Given entries ▸
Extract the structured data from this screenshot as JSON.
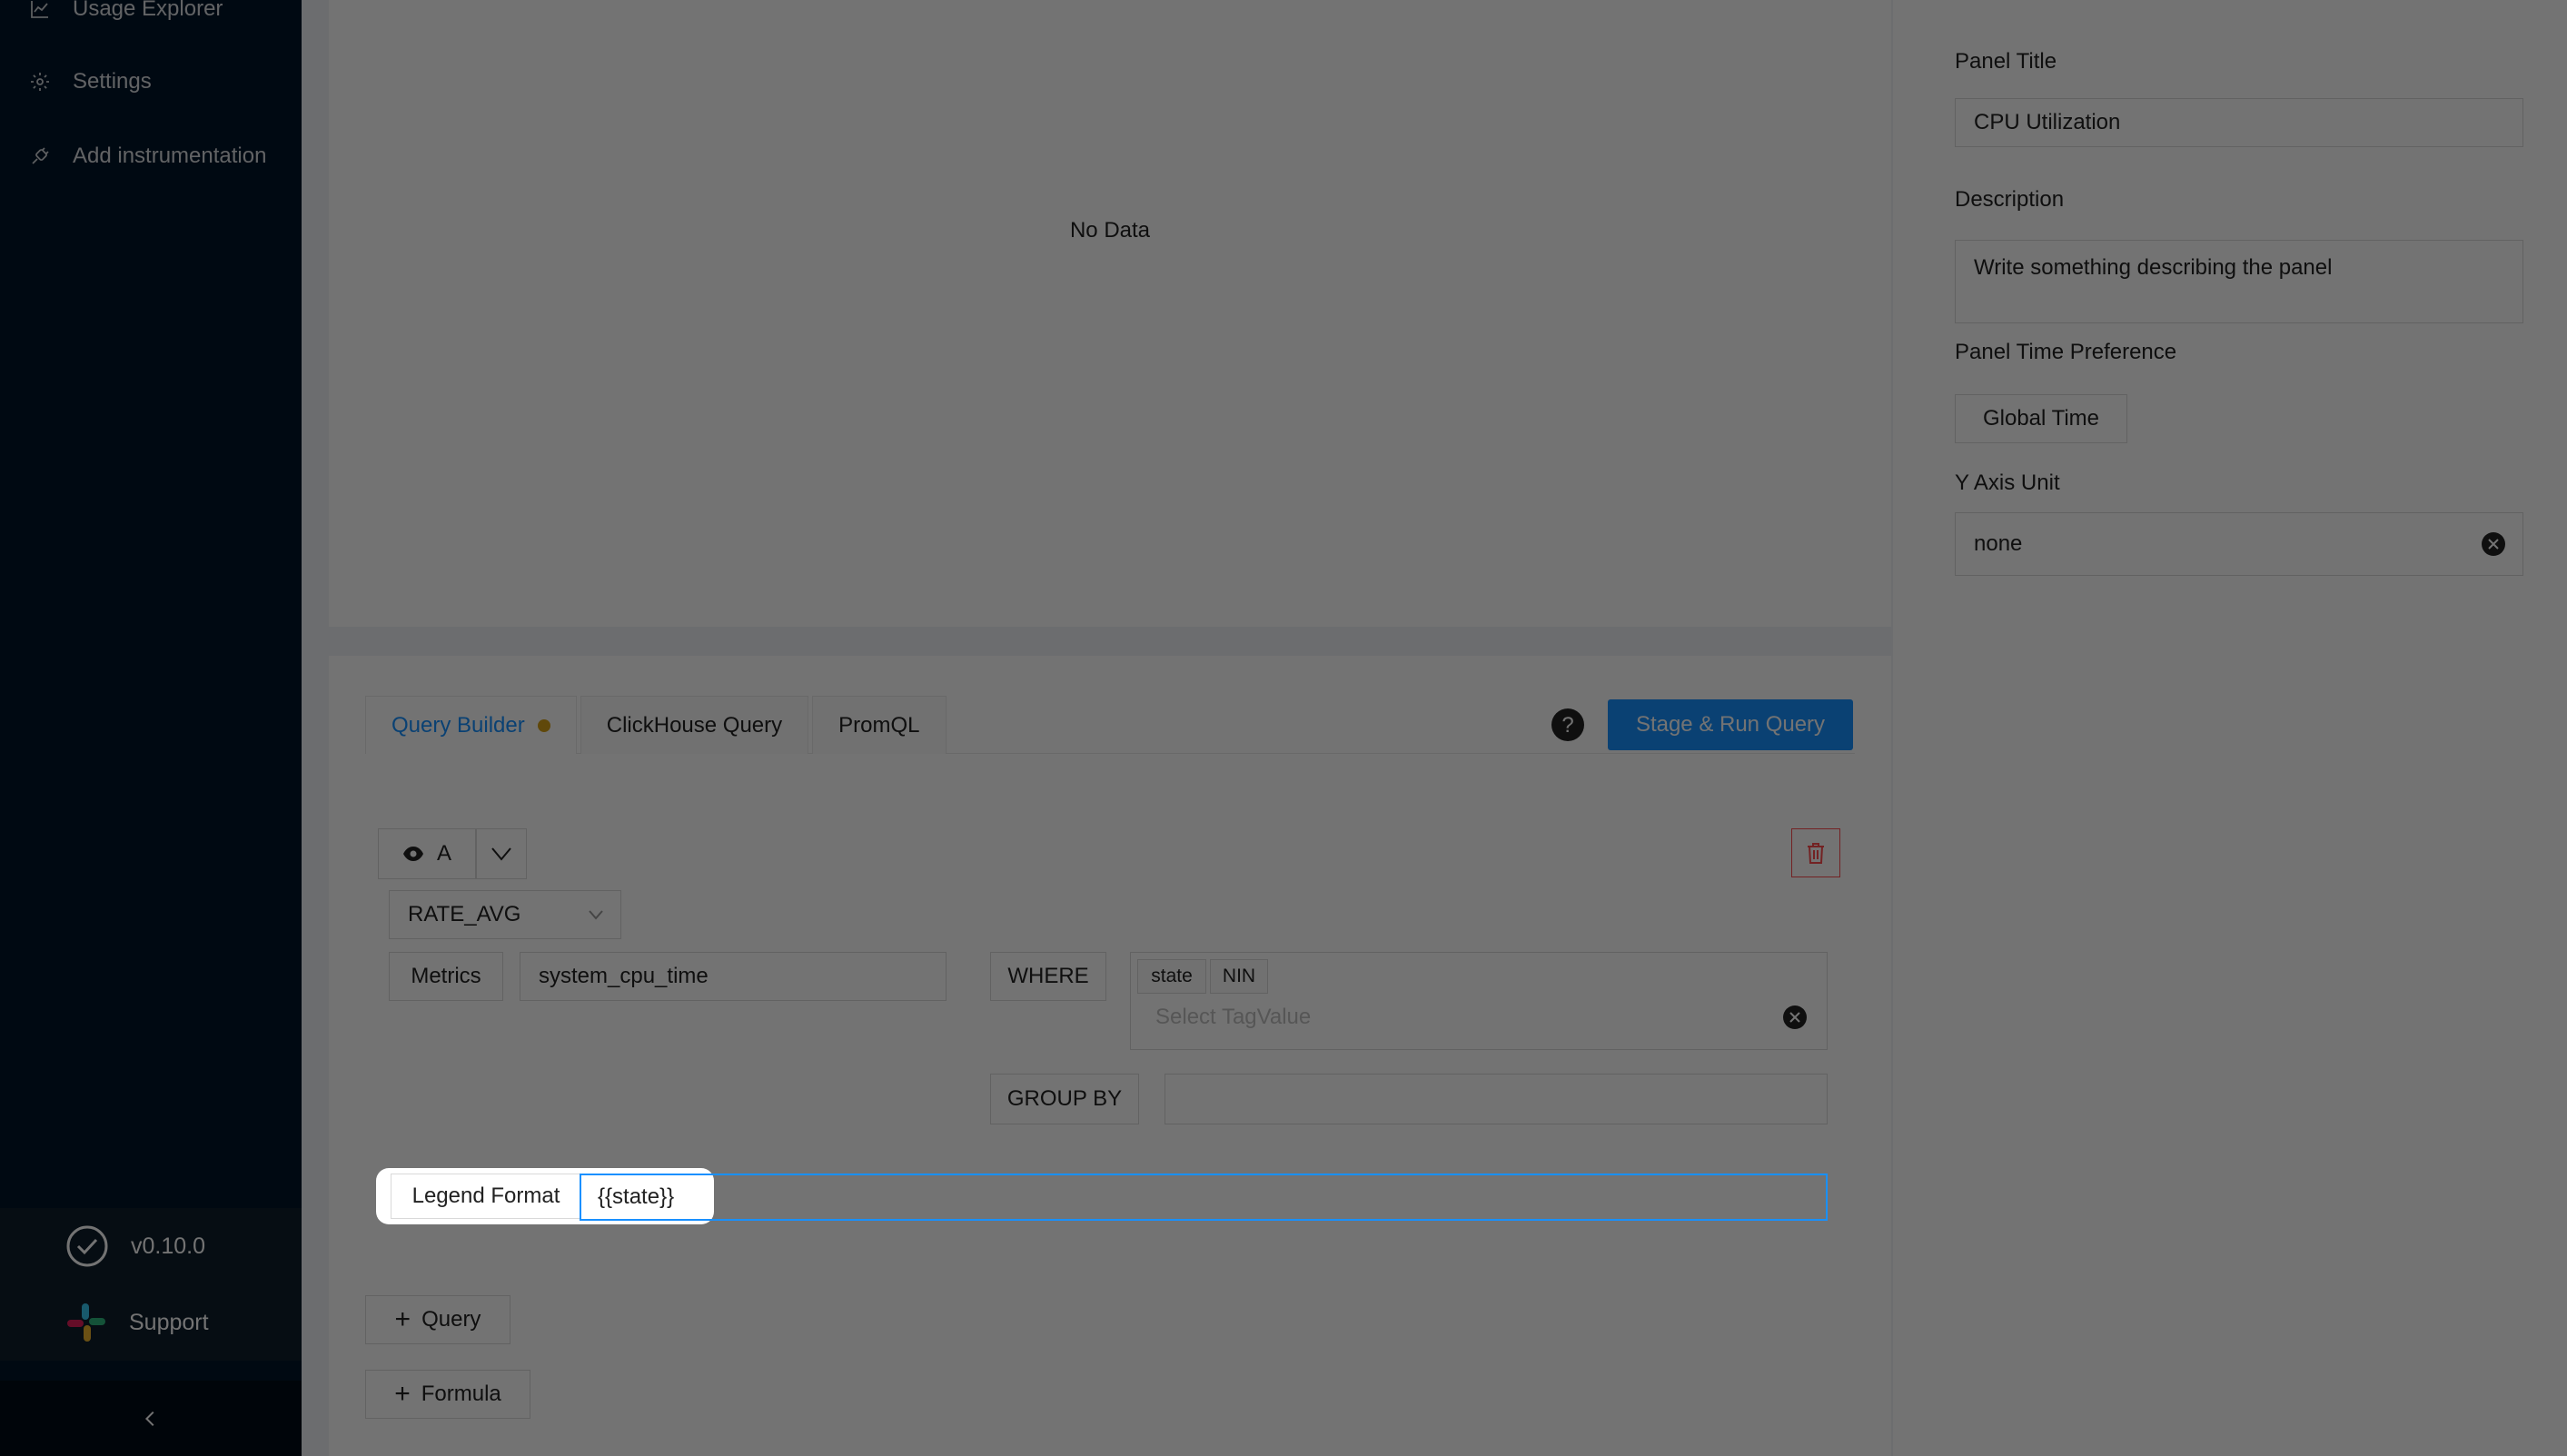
{
  "sidebar": {
    "items": [
      {
        "label": "Usage Explorer",
        "icon": "line-chart-icon"
      },
      {
        "label": "Settings",
        "icon": "gear-icon"
      },
      {
        "label": "Add instrumentation",
        "icon": "api-icon"
      }
    ],
    "version": "v0.10.0",
    "support": "Support"
  },
  "chart": {
    "no_data": "No Data"
  },
  "query": {
    "tabs": [
      "Query Builder",
      "ClickHouse Query",
      "PromQL"
    ],
    "run_label": "Stage & Run Query",
    "query_name": "A",
    "aggregation": "RATE_AVG",
    "metrics_label": "Metrics",
    "metric_value": "system_cpu_time",
    "where_label": "WHERE",
    "where_tags": [
      "state",
      "NIN"
    ],
    "tag_placeholder": "Select TagValue",
    "group_by_label": "GROUP BY",
    "legend_label": "Legend Format",
    "legend_value": "{{state}}",
    "add_query": "Query",
    "add_formula": "Formula"
  },
  "attributes": {
    "panel_title_label": "Panel Title",
    "panel_title_value": "CPU Utilization",
    "description_label": "Description",
    "description_placeholder": "Write something describing the  panel",
    "time_pref_label": "Panel Time Preference",
    "time_pref_value": "Global Time",
    "y_axis_label": "Y Axis Unit",
    "y_axis_value": "none"
  }
}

Exercise goal ▸ Repeat each record exactly, with the pictures left out.

Exercise result ▸
Extract the structured data from this screenshot as JSON.
{
  "sidebar": {
    "items": [
      {
        "label": "Usage Explorer",
        "icon": "line-chart-icon"
      },
      {
        "label": "Settings",
        "icon": "gear-icon"
      },
      {
        "label": "Add instrumentation",
        "icon": "api-icon"
      }
    ],
    "version": "v0.10.0",
    "support": "Support"
  },
  "chart": {
    "no_data": "No Data"
  },
  "query": {
    "tabs": [
      "Query Builder",
      "ClickHouse Query",
      "PromQL"
    ],
    "run_label": "Stage & Run Query",
    "query_name": "A",
    "aggregation": "RATE_AVG",
    "metrics_label": "Metrics",
    "metric_value": "system_cpu_time",
    "where_label": "WHERE",
    "where_tags": [
      "state",
      "NIN"
    ],
    "tag_placeholder": "Select TagValue",
    "group_by_label": "GROUP BY",
    "legend_label": "Legend Format",
    "legend_value": "{{state}}",
    "add_query": "Query",
    "add_formula": "Formula"
  },
  "attributes": {
    "panel_title_label": "Panel Title",
    "panel_title_value": "CPU Utilization",
    "description_label": "Description",
    "description_placeholder": "Write something describing the  panel",
    "time_pref_label": "Panel Time Preference",
    "time_pref_value": "Global Time",
    "y_axis_label": "Y Axis Unit",
    "y_axis_value": "none"
  }
}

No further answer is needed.